WHAT NEEDS TO BE DONE
Wherever a line holds the string "image", copy that line.

EXCERPTED RECORDS
——————————
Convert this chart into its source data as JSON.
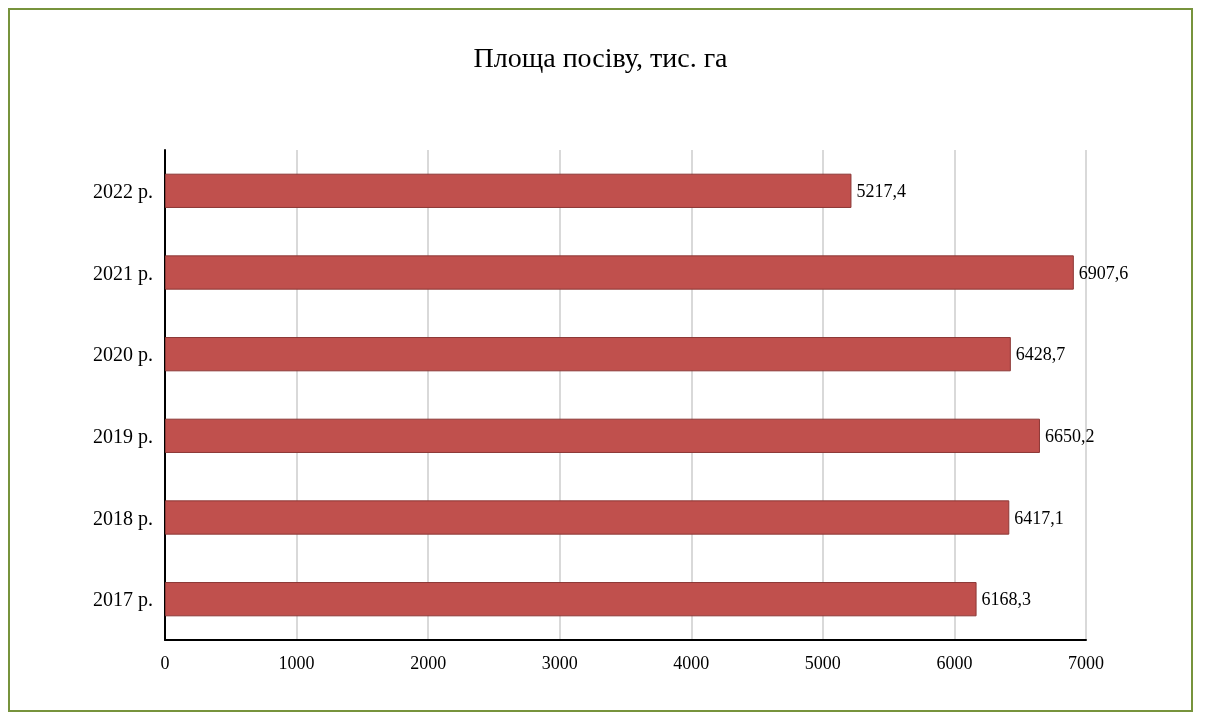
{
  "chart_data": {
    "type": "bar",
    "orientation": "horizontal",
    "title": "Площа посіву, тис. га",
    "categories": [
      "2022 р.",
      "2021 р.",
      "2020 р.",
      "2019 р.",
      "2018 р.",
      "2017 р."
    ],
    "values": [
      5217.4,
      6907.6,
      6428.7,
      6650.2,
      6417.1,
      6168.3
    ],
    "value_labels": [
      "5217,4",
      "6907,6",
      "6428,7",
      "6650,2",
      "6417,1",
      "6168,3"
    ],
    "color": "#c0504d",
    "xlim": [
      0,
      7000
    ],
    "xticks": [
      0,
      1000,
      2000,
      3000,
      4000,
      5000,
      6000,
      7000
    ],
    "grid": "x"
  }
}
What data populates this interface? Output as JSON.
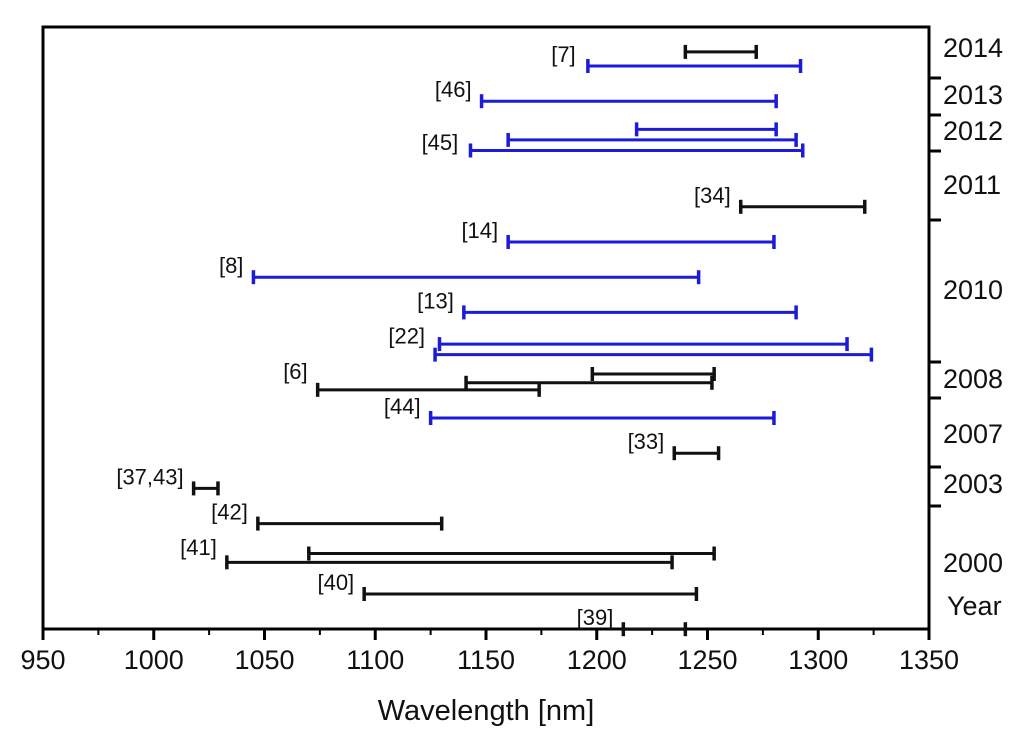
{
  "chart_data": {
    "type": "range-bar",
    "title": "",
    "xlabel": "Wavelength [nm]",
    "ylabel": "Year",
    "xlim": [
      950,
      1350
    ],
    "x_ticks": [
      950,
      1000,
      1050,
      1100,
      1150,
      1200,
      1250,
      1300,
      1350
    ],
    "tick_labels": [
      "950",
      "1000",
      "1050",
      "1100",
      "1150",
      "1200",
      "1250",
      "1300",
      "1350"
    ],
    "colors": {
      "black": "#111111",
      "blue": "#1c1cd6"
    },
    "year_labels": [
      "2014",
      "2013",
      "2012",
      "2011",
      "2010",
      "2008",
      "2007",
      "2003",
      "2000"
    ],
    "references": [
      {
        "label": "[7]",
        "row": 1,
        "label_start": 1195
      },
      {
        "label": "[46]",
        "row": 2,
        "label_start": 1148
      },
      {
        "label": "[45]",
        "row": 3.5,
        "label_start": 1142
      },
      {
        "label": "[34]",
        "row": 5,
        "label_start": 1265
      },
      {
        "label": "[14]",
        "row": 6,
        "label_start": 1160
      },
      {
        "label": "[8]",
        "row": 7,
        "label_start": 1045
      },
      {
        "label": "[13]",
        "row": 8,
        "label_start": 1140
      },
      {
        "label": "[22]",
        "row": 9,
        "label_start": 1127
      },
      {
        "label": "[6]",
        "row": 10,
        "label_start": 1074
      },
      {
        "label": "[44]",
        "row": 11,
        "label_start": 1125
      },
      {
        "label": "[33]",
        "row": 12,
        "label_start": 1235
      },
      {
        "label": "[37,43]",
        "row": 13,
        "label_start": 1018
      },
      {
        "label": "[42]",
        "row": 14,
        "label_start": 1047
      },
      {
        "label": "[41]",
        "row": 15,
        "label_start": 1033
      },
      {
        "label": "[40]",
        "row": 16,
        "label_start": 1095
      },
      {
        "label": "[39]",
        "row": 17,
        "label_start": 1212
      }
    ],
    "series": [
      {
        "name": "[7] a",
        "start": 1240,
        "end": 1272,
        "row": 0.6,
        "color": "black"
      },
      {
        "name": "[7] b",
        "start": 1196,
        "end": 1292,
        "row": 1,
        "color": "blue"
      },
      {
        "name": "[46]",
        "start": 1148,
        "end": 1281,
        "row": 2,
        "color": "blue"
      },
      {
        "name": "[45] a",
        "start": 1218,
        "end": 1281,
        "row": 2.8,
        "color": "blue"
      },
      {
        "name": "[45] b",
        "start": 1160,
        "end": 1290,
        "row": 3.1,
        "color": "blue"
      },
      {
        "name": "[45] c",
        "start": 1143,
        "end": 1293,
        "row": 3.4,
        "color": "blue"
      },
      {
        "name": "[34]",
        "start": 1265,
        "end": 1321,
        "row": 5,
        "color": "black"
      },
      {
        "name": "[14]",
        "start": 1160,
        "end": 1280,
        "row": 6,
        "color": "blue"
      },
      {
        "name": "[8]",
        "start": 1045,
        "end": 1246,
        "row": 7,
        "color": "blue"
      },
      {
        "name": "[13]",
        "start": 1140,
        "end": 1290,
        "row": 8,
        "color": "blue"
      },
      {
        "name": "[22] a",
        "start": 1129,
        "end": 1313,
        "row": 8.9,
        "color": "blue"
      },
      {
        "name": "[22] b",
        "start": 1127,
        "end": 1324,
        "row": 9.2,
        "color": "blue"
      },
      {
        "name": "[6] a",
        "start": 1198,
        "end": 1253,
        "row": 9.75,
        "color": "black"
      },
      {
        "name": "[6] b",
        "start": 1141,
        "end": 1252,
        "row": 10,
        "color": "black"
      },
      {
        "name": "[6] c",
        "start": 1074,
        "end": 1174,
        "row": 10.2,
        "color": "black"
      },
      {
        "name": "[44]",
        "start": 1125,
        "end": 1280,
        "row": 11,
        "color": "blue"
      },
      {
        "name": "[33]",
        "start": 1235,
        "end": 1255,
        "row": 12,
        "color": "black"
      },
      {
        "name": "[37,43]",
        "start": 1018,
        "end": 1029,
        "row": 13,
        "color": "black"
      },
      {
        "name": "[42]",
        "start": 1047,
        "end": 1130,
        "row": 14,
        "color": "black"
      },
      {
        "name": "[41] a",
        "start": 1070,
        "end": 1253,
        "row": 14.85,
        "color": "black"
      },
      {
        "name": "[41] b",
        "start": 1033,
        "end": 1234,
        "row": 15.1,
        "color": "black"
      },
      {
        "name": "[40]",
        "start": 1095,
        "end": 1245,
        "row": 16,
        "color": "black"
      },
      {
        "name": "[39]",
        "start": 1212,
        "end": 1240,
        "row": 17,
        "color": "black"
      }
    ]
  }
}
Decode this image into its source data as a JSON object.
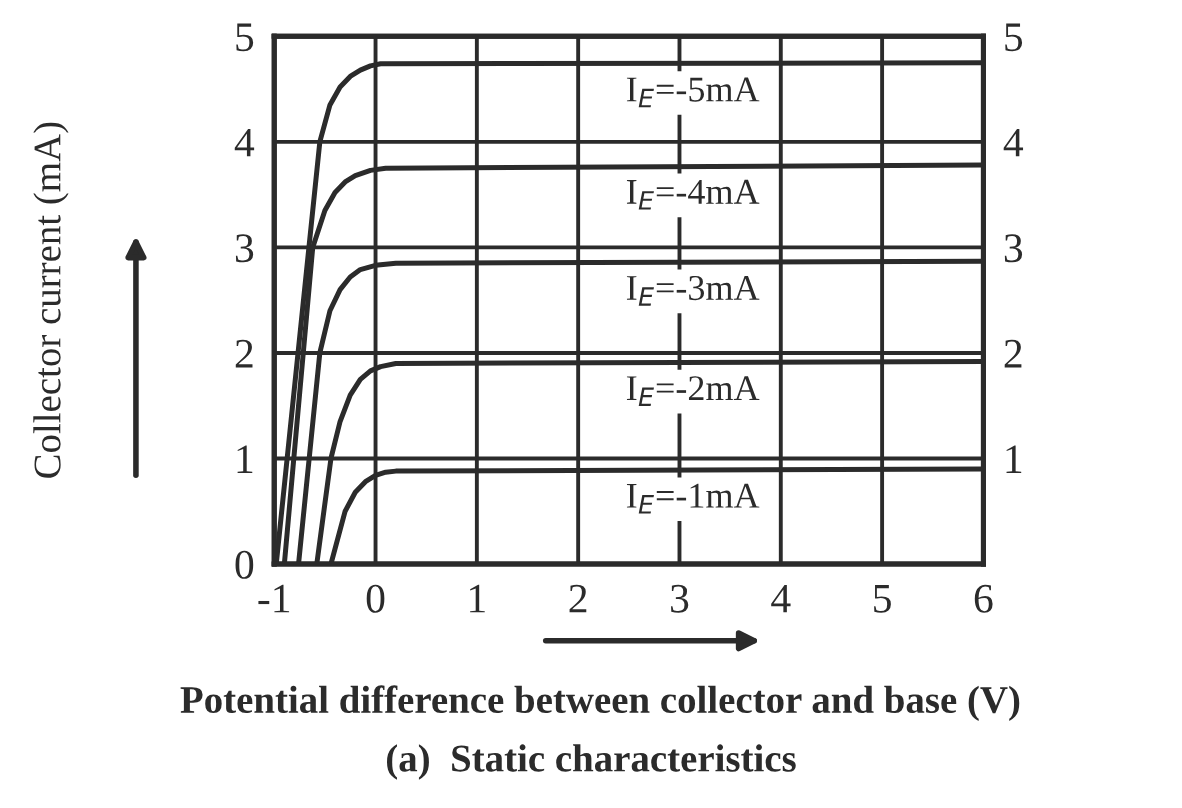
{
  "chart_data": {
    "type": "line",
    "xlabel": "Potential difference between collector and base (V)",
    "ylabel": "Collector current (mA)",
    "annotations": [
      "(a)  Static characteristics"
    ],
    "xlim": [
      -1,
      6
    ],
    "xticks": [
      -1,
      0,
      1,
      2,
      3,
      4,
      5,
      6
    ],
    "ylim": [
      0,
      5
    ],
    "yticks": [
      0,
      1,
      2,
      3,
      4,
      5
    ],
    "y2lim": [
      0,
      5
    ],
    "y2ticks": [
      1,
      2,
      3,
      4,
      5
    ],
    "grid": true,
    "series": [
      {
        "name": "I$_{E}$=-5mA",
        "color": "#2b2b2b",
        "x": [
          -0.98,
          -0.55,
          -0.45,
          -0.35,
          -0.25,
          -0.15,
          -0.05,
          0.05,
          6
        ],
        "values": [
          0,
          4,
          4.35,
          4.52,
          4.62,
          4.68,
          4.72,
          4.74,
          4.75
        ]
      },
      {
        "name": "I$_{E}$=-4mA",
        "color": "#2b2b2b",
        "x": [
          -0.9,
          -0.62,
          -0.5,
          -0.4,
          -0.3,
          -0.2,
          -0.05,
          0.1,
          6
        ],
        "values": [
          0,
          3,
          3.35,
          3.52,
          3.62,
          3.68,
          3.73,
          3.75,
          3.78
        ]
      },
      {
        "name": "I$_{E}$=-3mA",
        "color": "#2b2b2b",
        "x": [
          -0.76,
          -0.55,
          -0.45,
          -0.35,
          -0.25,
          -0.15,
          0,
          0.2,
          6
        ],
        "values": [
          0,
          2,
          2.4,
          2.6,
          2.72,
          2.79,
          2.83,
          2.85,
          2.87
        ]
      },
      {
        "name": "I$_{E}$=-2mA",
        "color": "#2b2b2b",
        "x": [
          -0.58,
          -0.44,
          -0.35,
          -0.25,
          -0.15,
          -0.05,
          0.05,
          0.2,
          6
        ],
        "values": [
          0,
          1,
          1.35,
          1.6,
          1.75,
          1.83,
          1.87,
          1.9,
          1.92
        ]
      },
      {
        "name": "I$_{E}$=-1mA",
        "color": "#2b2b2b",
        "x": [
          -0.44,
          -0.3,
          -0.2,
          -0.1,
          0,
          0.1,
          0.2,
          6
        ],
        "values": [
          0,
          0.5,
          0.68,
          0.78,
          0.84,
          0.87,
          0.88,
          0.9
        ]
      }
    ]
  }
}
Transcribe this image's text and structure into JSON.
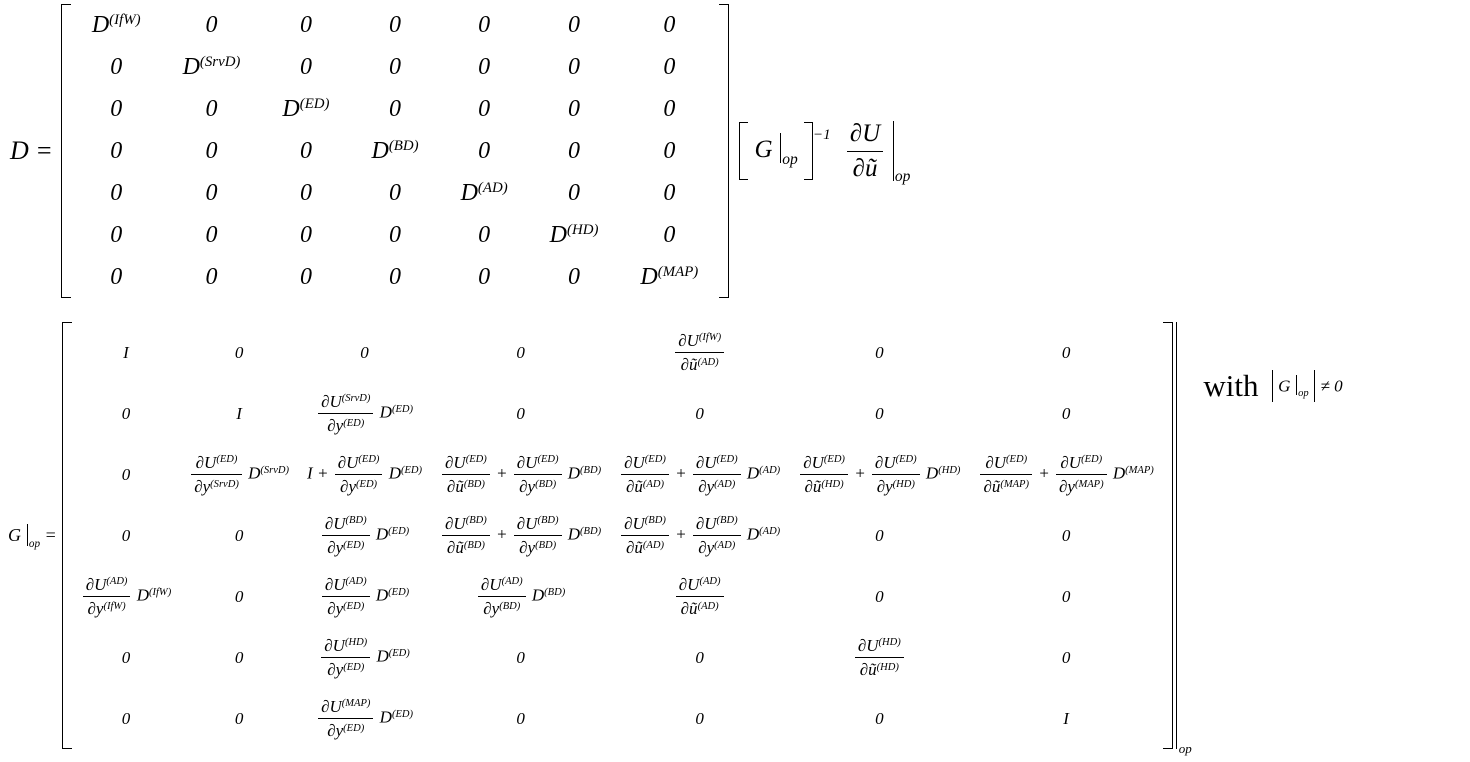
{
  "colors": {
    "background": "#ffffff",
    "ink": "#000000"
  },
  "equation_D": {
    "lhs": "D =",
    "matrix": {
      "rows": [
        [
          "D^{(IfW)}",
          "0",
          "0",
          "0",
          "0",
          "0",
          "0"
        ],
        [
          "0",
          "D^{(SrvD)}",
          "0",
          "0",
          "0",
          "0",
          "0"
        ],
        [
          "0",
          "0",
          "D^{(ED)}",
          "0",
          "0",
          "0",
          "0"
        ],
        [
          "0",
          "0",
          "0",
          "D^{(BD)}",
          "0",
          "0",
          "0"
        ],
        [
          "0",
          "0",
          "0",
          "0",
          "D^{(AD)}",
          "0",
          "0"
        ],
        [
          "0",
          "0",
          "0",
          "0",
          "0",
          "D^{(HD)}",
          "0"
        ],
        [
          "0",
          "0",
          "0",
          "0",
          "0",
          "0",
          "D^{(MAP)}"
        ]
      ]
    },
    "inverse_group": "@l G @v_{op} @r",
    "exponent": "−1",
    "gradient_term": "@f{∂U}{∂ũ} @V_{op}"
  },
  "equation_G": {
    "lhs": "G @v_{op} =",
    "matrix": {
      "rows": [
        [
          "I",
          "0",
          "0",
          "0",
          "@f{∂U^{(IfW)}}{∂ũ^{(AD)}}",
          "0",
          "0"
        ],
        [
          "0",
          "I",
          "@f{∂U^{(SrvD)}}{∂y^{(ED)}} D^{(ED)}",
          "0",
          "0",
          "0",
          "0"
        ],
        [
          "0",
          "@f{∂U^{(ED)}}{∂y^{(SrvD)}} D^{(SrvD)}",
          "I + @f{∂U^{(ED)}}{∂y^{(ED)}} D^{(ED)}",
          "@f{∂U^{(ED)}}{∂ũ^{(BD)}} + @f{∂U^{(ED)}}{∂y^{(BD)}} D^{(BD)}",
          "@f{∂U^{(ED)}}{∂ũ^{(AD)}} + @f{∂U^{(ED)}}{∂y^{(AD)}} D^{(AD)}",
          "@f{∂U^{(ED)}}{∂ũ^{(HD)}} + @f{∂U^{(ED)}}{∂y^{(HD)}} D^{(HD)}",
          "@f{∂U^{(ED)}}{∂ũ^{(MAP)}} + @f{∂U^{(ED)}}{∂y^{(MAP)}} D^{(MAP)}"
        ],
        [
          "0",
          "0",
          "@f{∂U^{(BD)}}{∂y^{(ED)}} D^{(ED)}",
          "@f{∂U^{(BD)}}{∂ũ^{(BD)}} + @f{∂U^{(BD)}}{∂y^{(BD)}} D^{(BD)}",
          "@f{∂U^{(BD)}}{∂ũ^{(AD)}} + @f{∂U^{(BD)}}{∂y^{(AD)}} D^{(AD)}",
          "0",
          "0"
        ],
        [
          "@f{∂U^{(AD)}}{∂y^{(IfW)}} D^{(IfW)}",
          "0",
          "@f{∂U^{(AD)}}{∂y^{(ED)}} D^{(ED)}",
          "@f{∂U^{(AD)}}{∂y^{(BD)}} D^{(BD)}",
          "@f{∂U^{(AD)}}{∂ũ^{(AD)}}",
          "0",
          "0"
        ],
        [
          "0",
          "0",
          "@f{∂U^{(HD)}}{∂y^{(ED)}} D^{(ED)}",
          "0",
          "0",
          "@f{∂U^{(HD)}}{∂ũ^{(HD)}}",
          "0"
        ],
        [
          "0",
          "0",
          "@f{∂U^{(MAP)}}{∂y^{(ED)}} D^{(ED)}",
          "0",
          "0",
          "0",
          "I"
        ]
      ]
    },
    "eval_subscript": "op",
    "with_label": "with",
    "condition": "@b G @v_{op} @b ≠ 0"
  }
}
——————————
REPLY TO THE TASK
Decode this image into its source data as a JSON object.
Transcribe this image's text and structure into JSON.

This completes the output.